2398. PROVERBS — Marriage 05


  1. He needs a place to flop daily and recover to fight the dragons tomorrow. She needs a brighter future, such as building a good man’s castle can provide.
  2. It’s a natural trade-off. He governs present-day matters and she oversees their future interests. She plans the details of what he chooses to ignore or not plan.
  3. He pleases her by fulfilling her wish list for his behavior. She pleases him by respecting, admiring, and depending on his accomplishments.
  4. She willingly and happily nurtures and cares for others. He seldom volunteers on such matters. Except to please himself or her, he just doesn’t care to do it.
  5. If he can’t do something very well, he avoids it; e.g., nursing care. If she can’t do something well, she tries harder or solicits help from someone or elsewhere.
  6. Women pursue sex for intimacy; men pursue it for self-admiration, confirmation of dominance, and to prove their sexual ability.
  7. Immediate gratification isn’t essential to feel good. Inexpensively reward yourself each time you avoid a big purchase or an unplanned big expense.
  8. Reward yourself and inspire and develop new habits; e.g., reward yourself for staying within budget, meeting saving goals, and avoiding credit card interest.
  9. Romantic love fades a year or two after conquest. Enduring love requires her man’s respect that she earned before conquest and continues to maintain.
  10. Respect trumps love. If a mother’s love isn’t predominantly based on respect as person, child, and boy or girl and unselfishly shown, then it isn’t mother-love.

5 Comments

Filed under How she wins, marriage, nurturing, sex differences

5 responses to “2398. PROVERBS — Marriage 05

  1. Meow Meow

    Dear Sir Guy,
    I’m so in love with this post. Very clear, very succinct, a quick reminder about what’s important and what my responsibilities are (and aren’t) as I start my day everyday as a married lady. Smiles to you!

  2. MLaRowe

    Dear Sir Guy,

    About number 10 I’m hoping you can help me?

    I’m not feeling like I’m doing a very good job with my eight year old (headstrong? defiant?) son. He has a good reputation with his teachers but at home he is often resistant.

    I’m trying to admire him and stay positive in my corrections of his behavior (think typical 8 year old boy behavior like burping at the dinner table). Usually I threaten to take away his electronics as a punishment and that seems to work but is there a better way?

    I don’t really know that I’m getting my point across because he is still wanting/doing whatever he thinks is right, fun or funny. He is completely unlike my daughter who responds very quickly to suggestion/direction.

    I could probably read a good book on the subject but there are so many I don’t know which one to choose.

(Labeled box entries)
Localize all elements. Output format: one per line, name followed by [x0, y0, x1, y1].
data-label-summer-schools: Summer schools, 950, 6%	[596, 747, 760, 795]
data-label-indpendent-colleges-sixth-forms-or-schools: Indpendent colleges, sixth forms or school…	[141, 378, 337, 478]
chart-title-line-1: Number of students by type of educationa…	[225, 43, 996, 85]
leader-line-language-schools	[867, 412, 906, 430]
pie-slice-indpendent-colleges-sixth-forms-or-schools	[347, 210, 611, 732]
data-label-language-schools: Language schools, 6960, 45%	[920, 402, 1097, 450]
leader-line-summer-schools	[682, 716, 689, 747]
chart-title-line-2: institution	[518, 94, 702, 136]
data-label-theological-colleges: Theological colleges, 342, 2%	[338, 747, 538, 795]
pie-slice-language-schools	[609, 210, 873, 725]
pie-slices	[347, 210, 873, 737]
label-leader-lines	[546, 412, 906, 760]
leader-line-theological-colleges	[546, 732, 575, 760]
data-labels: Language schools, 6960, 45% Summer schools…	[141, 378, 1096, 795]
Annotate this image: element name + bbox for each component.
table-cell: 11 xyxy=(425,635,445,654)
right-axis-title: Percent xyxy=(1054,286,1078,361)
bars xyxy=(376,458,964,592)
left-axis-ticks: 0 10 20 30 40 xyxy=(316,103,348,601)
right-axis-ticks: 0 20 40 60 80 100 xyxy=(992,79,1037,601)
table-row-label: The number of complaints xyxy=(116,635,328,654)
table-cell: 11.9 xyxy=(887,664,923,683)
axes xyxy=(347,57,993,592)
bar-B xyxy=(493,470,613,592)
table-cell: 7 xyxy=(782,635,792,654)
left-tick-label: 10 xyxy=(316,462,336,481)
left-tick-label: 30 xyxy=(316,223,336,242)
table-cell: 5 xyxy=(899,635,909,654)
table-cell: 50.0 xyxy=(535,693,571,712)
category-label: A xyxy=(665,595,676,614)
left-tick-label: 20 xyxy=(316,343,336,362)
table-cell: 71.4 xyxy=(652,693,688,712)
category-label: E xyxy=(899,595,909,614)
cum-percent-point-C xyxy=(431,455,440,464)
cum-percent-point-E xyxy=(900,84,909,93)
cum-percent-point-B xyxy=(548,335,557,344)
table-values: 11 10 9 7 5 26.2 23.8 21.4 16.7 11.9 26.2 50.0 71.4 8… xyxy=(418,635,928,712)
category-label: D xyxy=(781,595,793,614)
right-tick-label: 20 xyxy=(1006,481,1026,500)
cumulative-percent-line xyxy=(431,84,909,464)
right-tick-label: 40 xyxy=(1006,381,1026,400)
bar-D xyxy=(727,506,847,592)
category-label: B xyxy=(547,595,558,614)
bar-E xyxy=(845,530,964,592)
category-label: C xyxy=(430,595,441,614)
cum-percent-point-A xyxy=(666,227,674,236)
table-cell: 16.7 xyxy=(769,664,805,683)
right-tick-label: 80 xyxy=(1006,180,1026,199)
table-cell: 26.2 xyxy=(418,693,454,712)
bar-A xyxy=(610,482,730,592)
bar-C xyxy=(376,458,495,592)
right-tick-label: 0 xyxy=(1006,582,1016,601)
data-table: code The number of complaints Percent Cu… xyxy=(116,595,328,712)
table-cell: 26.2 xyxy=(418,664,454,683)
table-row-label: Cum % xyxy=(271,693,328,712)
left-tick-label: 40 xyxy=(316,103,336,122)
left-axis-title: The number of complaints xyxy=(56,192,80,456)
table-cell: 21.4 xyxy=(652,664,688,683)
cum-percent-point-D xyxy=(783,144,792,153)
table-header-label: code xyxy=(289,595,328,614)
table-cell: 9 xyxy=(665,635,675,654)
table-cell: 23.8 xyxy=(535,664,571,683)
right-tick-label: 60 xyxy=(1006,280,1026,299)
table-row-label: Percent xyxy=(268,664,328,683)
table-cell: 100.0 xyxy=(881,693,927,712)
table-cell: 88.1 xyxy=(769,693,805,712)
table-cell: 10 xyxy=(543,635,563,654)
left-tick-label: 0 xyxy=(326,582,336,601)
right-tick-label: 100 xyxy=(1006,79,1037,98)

§ Given request 1:
Answer these from the marriage proverbs:
(a) In proverb 1, what does he need a place to do daily?
(b) How old is the son that MLaRowe describes?
(c) What punishment does MLaRowe usually threaten?
§ Given request 2: Substitute "callout-line" for each "leader-line" in the entries. Begin at the first line of the entries and stop after the line containing "94, 702, 136]". Output only those lines, with nothing else changed.
The marriage proverbs and the entries have no connection to each other.

§ Task solution 1:
(a) He needs a place to flop and recover to fight the dragons tomorrow.
(b) He is eight years old.
(c) She usually threatens to take away his electronics.

§ Task solution 2:
Localize all elements. Output format: one per line, name followed by [x0, y0, x1, y1].
data-label-summer-schools: Summer schools, 950, 6%	[596, 747, 760, 795]
data-label-indpendent-colleges-sixth-forms-or-schools: Indpendent colleges, sixth forms or school…	[141, 378, 337, 478]
chart-title-line-1: Number of students by type of educationa…	[225, 43, 996, 85]
callout-line-language-schools	[867, 412, 906, 430]
pie-slice-indpendent-colleges-sixth-forms-or-schools	[347, 210, 611, 732]
data-label-language-schools: Language schools, 6960, 45%	[920, 402, 1097, 450]
callout-line-summer-schools	[682, 716, 689, 747]
chart-title-line-2: institution	[518, 94, 702, 136]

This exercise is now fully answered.